_Exercise aim_
Go through the listing and return every line with "HubSpot" in it.

_Provided data_
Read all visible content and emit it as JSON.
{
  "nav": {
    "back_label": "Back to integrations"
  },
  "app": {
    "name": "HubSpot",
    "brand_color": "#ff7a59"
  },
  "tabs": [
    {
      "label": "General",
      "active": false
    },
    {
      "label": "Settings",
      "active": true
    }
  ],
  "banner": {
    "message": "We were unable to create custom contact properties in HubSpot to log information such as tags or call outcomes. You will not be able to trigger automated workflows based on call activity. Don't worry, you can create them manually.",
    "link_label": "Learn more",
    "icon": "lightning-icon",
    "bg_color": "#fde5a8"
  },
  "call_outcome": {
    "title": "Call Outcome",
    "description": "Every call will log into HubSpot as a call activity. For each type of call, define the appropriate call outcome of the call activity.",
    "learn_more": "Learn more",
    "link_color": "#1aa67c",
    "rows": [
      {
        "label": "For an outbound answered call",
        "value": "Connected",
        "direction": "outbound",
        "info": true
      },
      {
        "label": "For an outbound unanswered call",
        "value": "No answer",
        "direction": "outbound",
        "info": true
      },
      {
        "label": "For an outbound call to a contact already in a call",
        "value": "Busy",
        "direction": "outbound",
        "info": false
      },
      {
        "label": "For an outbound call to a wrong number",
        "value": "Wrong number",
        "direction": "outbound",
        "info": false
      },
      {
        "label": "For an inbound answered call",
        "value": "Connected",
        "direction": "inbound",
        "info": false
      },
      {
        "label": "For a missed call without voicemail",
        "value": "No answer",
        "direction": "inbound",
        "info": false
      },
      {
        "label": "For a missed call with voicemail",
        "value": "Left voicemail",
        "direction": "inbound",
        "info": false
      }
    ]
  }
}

_Answer below_
    "name": "HubSpot",
    "message": "We were unable to create custom contact properties in HubSpot to log information such as tags or call outcomes. You will not be able to trigger automated workflows based on call activity. Don't worry, you can create them manually.",
    "description": "Every call will log into HubSpot as a call activity. For each type of call, define the appropriate call outcome of the call activity.",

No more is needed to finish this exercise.